## WHAT THIS TASK INVOLVES
Take the data that follows and retype it word for word.

## ENTRIES SUPPLIED
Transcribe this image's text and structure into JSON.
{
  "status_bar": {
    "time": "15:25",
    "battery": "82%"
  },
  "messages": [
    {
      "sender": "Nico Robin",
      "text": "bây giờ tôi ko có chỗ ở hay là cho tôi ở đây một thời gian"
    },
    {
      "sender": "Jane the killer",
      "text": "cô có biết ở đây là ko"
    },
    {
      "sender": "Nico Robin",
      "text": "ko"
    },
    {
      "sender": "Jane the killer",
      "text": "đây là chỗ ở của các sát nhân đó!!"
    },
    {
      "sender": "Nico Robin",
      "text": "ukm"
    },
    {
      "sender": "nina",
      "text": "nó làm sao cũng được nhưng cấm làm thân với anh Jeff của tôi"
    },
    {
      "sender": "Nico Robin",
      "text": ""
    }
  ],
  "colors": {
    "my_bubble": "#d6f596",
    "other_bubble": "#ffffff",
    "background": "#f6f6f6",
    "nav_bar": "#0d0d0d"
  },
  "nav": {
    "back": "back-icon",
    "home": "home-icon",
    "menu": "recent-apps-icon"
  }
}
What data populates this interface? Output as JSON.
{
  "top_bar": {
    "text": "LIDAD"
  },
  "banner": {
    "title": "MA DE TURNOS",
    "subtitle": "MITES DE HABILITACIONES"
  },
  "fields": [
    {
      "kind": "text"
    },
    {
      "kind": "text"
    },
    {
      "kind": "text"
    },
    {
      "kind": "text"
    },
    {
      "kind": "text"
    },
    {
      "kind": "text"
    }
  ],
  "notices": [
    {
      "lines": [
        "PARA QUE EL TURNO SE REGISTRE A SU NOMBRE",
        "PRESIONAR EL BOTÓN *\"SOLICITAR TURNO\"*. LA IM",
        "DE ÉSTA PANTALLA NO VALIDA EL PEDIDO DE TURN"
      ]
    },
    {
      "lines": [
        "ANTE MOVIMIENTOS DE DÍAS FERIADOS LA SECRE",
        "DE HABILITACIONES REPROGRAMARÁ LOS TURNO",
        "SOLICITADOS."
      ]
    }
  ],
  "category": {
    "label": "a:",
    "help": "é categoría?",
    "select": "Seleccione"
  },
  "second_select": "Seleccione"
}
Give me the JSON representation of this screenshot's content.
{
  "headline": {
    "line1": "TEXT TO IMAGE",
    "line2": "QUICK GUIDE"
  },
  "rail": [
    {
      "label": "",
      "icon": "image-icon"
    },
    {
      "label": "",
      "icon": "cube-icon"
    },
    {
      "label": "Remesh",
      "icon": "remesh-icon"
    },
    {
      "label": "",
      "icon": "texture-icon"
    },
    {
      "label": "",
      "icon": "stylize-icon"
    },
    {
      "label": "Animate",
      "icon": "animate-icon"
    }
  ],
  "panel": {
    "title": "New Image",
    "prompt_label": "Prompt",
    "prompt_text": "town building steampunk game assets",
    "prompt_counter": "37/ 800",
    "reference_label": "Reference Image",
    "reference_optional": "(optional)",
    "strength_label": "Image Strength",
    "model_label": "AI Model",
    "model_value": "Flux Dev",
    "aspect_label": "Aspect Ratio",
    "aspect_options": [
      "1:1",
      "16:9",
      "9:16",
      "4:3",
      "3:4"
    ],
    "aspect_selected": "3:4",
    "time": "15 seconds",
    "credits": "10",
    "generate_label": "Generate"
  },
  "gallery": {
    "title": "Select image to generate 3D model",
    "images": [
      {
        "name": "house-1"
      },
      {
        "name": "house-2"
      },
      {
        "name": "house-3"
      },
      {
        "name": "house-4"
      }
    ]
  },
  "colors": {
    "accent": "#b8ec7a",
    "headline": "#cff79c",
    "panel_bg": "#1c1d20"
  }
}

## EXPECTED ANSWER
Transcribe this image's text and structure into JSON.
{
  "status_bar": {
    "time": "15:25",
    "battery": "82%"
  },
  "messages": [
    {
      "sender": "Nico Robin",
      "text": "bây giờ tôi ko có chỗ ở hay là cho tôi ở đây một thời gian"
    },
    {
      "sender": "Jane the killer",
      "text": "cô có biết ở đây là ko"
    },
    {
      "sender": "Nico Robin",
      "text": "ko"
    },
    {
      "sender": "Jane the killer",
      "text": "đây là chỗ ở của các sát nhân đó!!"
    },
    {
      "sender": "Nico Robin",
      "text": "ukm"
    },
    {
      "sender": "nina",
      "text": "nó làm sao cũng được nhưng cấm làm thân với anh Jeff của tôi"
    },
    {
      "sender": "Nico Robin",
      "text": ""
    }
  ],
  "colors": {
    "my_bubble": "#d6f596",
    "other_bubble": "#ffffff",
    "background": "#f6f6f6",
    "nav_bar": "#0d0d0d"
  },
  "nav": {
    "back": "back-icon",
    "home": "home-icon",
    "menu": "recent-apps-icon"
  }
}
What data populates this interface? Output as JSON.
{
  "top_bar": {
    "text": "LIDAD"
  },
  "banner": {
    "title": "MA DE TURNOS",
    "subtitle": "MITES DE HABILITACIONES"
  },
  "fields": [
    {
      "kind": "text"
    },
    {
      "kind": "text"
    },
    {
      "kind": "text"
    },
    {
      "kind": "text"
    },
    {
      "kind": "text"
    },
    {
      "kind": "text"
    }
  ],
  "notices": [
    {
      "lines": [
        "PARA QUE EL TURNO SE REGISTRE A SU NOMBRE",
        "PRESIONAR EL BOTÓN *\"SOLICITAR TURNO\"*. LA IM",
        "DE ÉSTA PANTALLA NO VALIDA EL PEDIDO DE TURN"
      ]
    },
    {
      "lines": [
        "ANTE MOVIMIENTOS DE DÍAS FERIADOS LA SECRE",
        "DE HABILITACIONES REPROGRAMARÁ LOS TURNO",
        "SOLICITADOS."
      ]
    }
  ],
  "category": {
    "label": "a:",
    "help": "é categoría?",
    "select": "Seleccione"
  },
  "second_select": "Seleccione"
}
Give me the JSON representation of this screenshot's content.
{
  "headline": {
    "line1": "TEXT TO IMAGE",
    "line2": "QUICK GUIDE"
  },
  "rail": [
    {
      "label": "",
      "icon": "image-icon"
    },
    {
      "label": "",
      "icon": "cube-icon"
    },
    {
      "label": "Remesh",
      "icon": "remesh-icon"
    },
    {
      "label": "",
      "icon": "texture-icon"
    },
    {
      "label": "",
      "icon": "stylize-icon"
    },
    {
      "label": "Animate",
      "icon": "animate-icon"
    }
  ],
  "panel": {
    "title": "New Image",
    "prompt_label": "Prompt",
    "prompt_text": "town building steampunk game assets",
    "prompt_counter": "37/ 800",
    "reference_label": "Reference Image",
    "reference_optional": "(optional)",
    "strength_label": "Image Strength",
    "model_label": "AI Model",
    "model_value": "Flux Dev",
    "aspect_label": "Aspect Ratio",
    "aspect_options": [
      "1:1",
      "16:9",
      "9:16",
      "4:3",
      "3:4"
    ],
    "aspect_selected": "3:4",
    "time": "15 seconds",
    "credits": "10",
    "generate_label": "Generate"
  },
  "gallery": {
    "title": "Select image to generate 3D model",
    "images": [
      {
        "name": "house-1"
      },
      {
        "name": "house-2"
      },
      {
        "name": "house-3"
      },
      {
        "name": "house-4"
      }
    ]
  },
  "colors": {
    "accent": "#b8ec7a",
    "headline": "#cff79c",
    "panel_bg": "#1c1d20"
  }
}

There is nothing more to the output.